WHAT IS BEING ASKED: Return all lines from the listing below in which the string "time" occurs.

INFORMATION SUPPLIED:
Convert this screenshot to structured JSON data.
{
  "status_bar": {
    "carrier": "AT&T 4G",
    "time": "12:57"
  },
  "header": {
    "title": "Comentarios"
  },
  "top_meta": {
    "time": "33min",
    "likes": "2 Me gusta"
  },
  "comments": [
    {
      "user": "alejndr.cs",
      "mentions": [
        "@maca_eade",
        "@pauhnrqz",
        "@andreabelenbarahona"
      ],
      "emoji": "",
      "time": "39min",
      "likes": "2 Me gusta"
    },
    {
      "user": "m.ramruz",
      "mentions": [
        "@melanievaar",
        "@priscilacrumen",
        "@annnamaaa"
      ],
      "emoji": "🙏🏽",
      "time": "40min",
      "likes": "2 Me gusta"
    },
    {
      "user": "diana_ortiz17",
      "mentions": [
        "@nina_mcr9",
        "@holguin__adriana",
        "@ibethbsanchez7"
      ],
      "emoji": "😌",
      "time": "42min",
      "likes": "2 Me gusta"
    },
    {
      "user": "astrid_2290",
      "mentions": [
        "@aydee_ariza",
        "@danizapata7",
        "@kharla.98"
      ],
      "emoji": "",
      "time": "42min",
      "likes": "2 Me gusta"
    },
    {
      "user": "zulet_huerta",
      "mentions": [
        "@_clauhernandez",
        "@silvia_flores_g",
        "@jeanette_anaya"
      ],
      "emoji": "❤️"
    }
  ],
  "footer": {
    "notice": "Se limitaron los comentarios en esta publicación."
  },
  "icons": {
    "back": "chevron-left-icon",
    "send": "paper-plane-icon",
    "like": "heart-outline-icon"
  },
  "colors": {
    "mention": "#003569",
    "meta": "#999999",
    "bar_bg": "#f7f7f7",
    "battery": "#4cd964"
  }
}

RESPONSE TO THIS EXERCISE:
    "time": "12:57"
    "time": "33min",
      "time": "39min",
      "time": "40min",
      "time": "42min",
      "time": "42min",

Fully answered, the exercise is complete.